### SET TASK
Identify the lines that include the word "JSON", then copy all of them.

### EXCERPTED RECORDS
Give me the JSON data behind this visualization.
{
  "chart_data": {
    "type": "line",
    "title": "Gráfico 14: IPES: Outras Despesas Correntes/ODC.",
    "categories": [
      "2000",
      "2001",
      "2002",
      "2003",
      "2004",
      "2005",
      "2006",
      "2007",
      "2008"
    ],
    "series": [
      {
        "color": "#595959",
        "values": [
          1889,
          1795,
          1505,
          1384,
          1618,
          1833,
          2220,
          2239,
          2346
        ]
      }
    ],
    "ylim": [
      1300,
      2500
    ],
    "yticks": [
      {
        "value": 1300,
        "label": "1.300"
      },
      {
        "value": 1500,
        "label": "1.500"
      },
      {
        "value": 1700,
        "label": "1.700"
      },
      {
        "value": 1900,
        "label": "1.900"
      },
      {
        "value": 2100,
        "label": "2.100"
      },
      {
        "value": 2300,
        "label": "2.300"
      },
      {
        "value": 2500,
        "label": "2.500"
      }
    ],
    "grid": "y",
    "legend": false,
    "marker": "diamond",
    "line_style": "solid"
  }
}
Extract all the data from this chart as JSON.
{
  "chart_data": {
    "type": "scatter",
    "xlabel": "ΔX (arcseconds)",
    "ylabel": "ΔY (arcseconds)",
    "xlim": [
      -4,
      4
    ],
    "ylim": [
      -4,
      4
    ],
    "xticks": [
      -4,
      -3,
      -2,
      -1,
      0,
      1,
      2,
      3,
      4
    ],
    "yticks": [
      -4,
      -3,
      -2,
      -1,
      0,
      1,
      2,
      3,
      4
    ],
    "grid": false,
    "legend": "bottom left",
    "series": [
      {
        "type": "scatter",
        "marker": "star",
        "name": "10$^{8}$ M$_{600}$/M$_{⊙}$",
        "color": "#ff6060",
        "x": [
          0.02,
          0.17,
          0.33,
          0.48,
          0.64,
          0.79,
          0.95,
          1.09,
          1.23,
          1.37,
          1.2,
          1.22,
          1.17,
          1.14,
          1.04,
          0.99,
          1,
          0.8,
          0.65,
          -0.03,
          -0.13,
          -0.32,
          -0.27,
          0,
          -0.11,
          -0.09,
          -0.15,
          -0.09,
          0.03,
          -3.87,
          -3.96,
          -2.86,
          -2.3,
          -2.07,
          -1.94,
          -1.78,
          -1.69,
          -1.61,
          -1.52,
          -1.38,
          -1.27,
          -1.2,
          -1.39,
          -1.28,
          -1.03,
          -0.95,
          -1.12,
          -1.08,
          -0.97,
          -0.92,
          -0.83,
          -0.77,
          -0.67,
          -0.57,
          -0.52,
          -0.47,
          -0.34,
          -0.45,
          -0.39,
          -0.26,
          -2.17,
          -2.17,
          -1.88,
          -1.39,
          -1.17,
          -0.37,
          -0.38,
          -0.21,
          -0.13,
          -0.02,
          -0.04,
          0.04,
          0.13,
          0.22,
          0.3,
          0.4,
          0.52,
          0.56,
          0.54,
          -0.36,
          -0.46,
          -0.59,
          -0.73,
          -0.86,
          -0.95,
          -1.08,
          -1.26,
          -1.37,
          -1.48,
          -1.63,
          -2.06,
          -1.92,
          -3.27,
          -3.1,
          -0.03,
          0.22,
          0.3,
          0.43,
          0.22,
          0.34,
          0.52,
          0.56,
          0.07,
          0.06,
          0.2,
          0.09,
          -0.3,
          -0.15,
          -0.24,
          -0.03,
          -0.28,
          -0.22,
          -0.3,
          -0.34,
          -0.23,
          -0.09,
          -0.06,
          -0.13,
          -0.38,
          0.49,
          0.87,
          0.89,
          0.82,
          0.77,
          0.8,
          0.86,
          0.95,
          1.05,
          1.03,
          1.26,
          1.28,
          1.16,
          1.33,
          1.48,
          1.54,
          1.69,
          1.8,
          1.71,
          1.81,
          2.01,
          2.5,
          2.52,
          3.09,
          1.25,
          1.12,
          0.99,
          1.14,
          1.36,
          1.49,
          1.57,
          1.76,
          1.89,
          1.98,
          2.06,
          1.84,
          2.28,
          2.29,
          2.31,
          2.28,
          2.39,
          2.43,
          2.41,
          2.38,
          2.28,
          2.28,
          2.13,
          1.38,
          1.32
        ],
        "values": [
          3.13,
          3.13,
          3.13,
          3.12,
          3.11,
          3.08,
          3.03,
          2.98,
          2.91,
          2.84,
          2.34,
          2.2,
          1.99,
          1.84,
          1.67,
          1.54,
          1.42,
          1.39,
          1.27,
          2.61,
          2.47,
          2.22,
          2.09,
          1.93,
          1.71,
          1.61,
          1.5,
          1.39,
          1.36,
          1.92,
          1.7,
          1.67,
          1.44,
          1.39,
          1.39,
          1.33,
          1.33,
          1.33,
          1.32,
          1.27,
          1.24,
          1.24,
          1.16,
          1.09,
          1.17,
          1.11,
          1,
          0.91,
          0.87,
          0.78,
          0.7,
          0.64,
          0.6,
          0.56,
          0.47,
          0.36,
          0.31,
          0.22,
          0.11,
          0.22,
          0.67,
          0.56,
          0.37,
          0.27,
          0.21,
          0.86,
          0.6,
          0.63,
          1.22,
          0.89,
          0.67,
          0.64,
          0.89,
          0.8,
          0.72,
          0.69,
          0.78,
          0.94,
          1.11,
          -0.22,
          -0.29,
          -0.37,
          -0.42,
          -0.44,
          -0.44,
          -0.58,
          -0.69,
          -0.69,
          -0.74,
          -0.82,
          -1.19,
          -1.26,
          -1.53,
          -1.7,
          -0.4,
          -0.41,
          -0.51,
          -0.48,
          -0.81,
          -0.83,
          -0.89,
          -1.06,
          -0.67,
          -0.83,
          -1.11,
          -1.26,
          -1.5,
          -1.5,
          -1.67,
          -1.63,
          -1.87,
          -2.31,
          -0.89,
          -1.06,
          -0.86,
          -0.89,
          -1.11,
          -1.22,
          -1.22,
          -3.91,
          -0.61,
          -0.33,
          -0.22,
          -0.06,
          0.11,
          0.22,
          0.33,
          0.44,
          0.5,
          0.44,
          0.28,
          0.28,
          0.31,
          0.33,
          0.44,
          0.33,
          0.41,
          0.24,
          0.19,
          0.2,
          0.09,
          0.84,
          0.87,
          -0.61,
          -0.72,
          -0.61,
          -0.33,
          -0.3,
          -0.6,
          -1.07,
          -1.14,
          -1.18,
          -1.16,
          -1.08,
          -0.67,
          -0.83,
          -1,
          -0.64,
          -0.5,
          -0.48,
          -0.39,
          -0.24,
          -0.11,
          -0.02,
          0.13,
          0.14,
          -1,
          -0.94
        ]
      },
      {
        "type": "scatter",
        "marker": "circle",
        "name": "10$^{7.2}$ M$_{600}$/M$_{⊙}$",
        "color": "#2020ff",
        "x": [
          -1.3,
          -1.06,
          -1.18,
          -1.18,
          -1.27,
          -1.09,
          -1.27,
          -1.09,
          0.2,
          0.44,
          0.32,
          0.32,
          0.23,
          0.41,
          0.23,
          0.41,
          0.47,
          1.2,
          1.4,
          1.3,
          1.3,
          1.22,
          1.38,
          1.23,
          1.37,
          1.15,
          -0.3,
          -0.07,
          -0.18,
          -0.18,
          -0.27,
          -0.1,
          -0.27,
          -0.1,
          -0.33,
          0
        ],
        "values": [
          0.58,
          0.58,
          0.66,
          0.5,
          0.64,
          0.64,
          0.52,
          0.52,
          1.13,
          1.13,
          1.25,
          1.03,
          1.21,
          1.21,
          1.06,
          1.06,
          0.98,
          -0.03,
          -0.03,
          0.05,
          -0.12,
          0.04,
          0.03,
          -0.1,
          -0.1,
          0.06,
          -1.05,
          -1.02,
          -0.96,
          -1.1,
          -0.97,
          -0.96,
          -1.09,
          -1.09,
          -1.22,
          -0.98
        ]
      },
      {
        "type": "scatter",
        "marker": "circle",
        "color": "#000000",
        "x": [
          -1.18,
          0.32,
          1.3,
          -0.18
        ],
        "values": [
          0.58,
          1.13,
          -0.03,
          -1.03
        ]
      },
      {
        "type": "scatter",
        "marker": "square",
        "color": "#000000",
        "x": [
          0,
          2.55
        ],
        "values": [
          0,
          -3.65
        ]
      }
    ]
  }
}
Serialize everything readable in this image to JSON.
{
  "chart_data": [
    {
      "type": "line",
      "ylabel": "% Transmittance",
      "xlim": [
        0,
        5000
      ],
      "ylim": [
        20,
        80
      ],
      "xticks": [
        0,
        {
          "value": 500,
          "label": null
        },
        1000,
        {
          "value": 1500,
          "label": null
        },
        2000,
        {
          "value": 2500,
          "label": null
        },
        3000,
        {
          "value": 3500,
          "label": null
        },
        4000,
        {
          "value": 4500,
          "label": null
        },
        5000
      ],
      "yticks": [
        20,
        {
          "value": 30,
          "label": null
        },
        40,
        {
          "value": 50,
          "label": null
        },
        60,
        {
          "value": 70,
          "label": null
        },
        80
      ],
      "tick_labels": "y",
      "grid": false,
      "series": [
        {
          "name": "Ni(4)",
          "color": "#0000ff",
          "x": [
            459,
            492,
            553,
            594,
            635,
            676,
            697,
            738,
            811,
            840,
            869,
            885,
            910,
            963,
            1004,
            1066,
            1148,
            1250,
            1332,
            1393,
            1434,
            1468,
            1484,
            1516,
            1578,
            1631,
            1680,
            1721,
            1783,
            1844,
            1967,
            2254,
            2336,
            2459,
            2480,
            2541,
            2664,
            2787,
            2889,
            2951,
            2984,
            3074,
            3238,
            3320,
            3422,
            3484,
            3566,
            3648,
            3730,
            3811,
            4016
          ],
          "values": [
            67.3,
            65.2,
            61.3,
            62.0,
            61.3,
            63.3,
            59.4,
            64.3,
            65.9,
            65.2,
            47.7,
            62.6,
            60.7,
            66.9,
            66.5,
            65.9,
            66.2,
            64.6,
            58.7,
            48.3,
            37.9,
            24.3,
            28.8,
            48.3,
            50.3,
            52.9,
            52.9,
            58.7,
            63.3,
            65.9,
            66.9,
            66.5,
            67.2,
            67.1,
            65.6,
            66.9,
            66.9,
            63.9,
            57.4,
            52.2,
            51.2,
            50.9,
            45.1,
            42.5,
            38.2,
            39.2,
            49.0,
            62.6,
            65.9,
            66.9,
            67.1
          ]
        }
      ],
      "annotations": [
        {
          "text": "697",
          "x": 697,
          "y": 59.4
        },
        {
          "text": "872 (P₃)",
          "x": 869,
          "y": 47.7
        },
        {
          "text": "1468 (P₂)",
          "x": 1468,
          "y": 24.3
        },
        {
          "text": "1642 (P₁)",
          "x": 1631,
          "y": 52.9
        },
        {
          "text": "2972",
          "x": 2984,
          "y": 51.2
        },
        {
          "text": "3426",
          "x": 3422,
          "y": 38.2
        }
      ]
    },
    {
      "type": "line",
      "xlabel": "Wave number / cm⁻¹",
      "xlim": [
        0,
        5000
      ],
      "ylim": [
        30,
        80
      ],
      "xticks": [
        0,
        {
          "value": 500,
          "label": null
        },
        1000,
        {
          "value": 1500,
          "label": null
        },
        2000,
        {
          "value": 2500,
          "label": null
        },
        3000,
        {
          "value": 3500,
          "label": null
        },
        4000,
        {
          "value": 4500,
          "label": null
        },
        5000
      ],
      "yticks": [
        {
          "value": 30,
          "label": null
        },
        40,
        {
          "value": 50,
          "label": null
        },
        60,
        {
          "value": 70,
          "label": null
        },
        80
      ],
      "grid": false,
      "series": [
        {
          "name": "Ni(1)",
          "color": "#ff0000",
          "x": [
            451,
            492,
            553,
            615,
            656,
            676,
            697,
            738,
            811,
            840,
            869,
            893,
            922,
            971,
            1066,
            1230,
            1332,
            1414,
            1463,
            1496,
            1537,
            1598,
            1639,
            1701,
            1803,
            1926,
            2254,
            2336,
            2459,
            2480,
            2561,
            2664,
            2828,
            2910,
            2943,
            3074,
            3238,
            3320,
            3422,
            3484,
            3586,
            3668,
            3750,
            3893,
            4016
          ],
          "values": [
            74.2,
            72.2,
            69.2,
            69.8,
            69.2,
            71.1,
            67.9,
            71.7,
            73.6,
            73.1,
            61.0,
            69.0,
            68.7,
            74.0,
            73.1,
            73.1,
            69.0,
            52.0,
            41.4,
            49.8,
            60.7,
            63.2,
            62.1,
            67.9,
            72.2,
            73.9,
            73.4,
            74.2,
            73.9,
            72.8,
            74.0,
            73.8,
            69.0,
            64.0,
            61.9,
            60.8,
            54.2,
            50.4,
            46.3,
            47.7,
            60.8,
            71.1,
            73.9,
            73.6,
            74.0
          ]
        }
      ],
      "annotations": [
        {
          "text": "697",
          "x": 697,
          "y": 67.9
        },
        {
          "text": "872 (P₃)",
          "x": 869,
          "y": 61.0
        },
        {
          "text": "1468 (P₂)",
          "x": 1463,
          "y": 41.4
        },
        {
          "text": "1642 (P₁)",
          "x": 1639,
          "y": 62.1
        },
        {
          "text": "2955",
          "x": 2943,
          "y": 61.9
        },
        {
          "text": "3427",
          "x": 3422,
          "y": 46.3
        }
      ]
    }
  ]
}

### REPLY TO THE EXERCISE
Give me the JSON data behind this visualization.
Extract all the data from this chart as JSON.
Serialize everything readable in this image to JSON.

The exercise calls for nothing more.